[Dataset items]
· · · ·
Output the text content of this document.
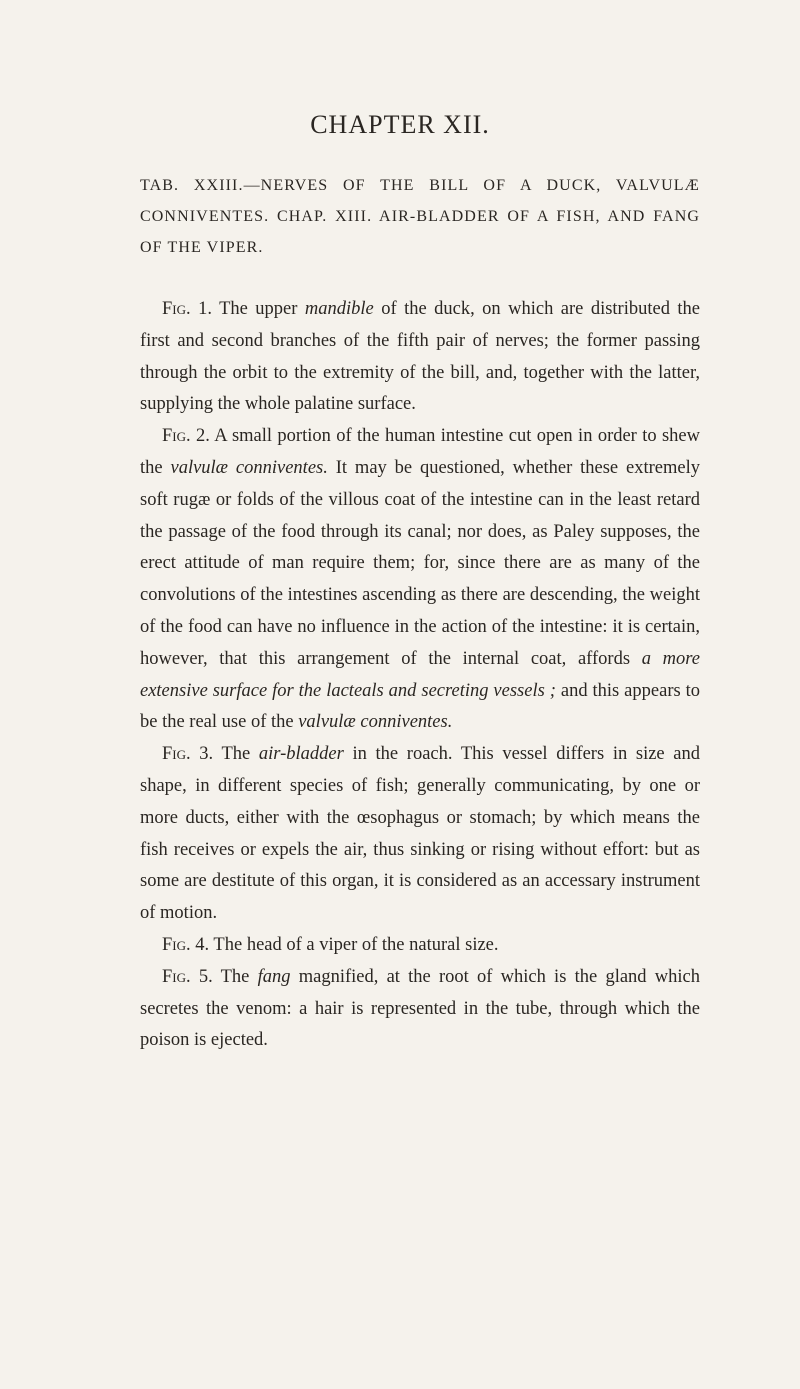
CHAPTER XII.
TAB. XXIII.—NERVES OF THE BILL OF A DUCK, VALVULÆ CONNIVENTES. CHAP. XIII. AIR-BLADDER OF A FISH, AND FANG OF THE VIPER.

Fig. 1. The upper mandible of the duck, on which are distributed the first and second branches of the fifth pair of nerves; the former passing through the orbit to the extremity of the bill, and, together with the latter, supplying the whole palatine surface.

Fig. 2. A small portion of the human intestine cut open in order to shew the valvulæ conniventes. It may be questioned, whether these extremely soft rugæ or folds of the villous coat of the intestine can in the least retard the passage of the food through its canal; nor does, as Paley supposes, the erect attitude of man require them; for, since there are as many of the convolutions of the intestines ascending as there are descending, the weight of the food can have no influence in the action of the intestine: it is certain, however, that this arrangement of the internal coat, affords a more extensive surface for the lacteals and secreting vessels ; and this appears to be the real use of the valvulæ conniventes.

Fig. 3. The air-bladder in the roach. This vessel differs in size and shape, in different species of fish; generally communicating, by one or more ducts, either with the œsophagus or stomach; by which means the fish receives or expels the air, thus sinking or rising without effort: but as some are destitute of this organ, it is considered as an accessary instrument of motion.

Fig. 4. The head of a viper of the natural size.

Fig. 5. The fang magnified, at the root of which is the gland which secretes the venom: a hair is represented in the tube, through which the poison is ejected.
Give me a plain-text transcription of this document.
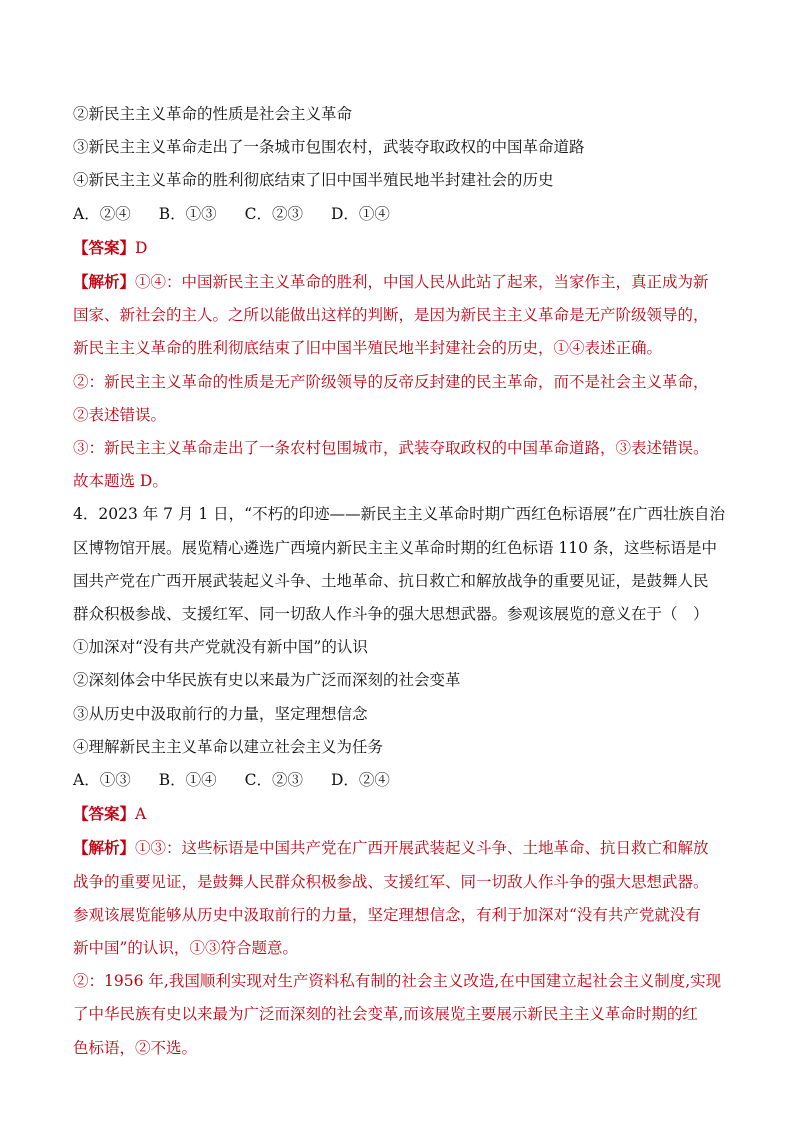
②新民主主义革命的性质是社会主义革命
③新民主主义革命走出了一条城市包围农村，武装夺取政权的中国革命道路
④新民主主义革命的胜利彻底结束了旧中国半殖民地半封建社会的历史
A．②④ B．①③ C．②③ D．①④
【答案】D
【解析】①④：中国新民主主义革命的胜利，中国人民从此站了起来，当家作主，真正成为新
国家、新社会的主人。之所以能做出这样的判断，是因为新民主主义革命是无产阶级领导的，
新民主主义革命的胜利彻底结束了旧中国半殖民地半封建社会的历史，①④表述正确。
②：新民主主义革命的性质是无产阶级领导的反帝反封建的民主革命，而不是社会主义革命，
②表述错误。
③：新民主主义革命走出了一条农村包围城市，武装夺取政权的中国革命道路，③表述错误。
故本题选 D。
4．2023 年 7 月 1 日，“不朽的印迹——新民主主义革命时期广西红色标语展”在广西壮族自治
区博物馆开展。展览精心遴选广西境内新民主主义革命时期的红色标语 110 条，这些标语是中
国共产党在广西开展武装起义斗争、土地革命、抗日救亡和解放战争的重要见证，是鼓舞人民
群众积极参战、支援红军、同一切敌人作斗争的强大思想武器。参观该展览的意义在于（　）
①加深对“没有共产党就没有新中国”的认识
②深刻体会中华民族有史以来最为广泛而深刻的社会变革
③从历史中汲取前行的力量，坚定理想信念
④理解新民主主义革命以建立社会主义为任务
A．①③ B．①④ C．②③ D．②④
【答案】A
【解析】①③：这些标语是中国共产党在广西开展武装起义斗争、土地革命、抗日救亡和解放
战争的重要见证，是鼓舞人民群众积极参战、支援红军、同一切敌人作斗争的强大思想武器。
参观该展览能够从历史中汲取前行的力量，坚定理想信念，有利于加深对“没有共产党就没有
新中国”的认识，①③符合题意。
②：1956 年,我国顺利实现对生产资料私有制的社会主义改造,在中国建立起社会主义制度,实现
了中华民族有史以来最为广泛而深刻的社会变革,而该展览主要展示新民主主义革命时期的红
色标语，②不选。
· · · ·
Print all of the entries word for word. Skip any images they contain.

Output the text content of this document.
CHAPTER XII.
TAB. XXIII.—NERVES OF THE BILL OF A DUCK, VALVULÆ CONNIVENTES. CHAP. XIII. AIR-BLADDER OF A FISH, AND FANG OF THE VIPER.

Fig. 1. The upper mandible of the duck, on which are distributed the first and second branches of the fifth pair of nerves; the former passing through the orbit to the extremity of the bill, and, together with the latter, supplying the whole palatine surface.

Fig. 2. A small portion of the human intestine cut open in order to shew the valvulæ conniventes. It may be questioned, whether these extremely soft rugæ or folds of the villous coat of the intestine can in the least retard the passage of the food through its canal; nor does, as Paley supposes, the erect attitude of man require them; for, since there are as many of the convolutions of the intestines ascending as there are descending, the weight of the food can have no influence in the action of the intestine: it is certain, however, that this arrangement of the internal coat, affords a more extensive surface for the lacteals and secreting vessels ; and this appears to be the real use of the valvulæ conniventes.

Fig. 3. The air-bladder in the roach. This vessel differs in size and shape, in different species of fish; generally communicating, by one or more ducts, either with the œsophagus or stomach; by which means the fish receives or expels the air, thus sinking or rising without effort: but as some are destitute of this organ, it is considered as an accessary instrument of motion.

Fig. 4. The head of a viper of the natural size.

Fig. 5. The fang magnified, at the root of which is the gland which secretes the venom: a hair is represented in the tube, through which the poison is ejected.
Give me a plain-text transcription of this document.
②新民主主义革命的性质是社会主义革命
③新民主主义革命走出了一条城市包围农村，武装夺取政权的中国革命道路
④新民主主义革命的胜利彻底结束了旧中国半殖民地半封建社会的历史
A．②④ B．①③ C．②③ D．①④
【答案】D
【解析】①④：中国新民主主义革命的胜利，中国人民从此站了起来，当家作主，真正成为新
国家、新社会的主人。之所以能做出这样的判断，是因为新民主主义革命是无产阶级领导的，
新民主主义革命的胜利彻底结束了旧中国半殖民地半封建社会的历史，①④表述正确。
②：新民主主义革命的性质是无产阶级领导的反帝反封建的民主革命，而不是社会主义革命，
②表述错误。
③：新民主主义革命走出了一条农村包围城市，武装夺取政权的中国革命道路，③表述错误。
故本题选 D。
4．2023 年 7 月 1 日，“不朽的印迹——新民主主义革命时期广西红色标语展”在广西壮族自治
区博物馆开展。展览精心遴选广西境内新民主主义革命时期的红色标语 110 条，这些标语是中
国共产党在广西开展武装起义斗争、土地革命、抗日救亡和解放战争的重要见证，是鼓舞人民
群众积极参战、支援红军、同一切敌人作斗争的强大思想武器。参观该展览的意义在于（　）
①加深对“没有共产党就没有新中国”的认识
②深刻体会中华民族有史以来最为广泛而深刻的社会变革
③从历史中汲取前行的力量，坚定理想信念
④理解新民主主义革命以建立社会主义为任务
A．①③ B．①④ C．②③ D．②④
【答案】A
【解析】①③：这些标语是中国共产党在广西开展武装起义斗争、土地革命、抗日救亡和解放
战争的重要见证，是鼓舞人民群众积极参战、支援红军、同一切敌人作斗争的强大思想武器。
参观该展览能够从历史中汲取前行的力量，坚定理想信念，有利于加深对“没有共产党就没有
新中国”的认识，①③符合题意。
②：1956 年,我国顺利实现对生产资料私有制的社会主义改造,在中国建立起社会主义制度,实现
了中华民族有史以来最为广泛而深刻的社会变革,而该展览主要展示新民主主义革命时期的红
色标语，②不选。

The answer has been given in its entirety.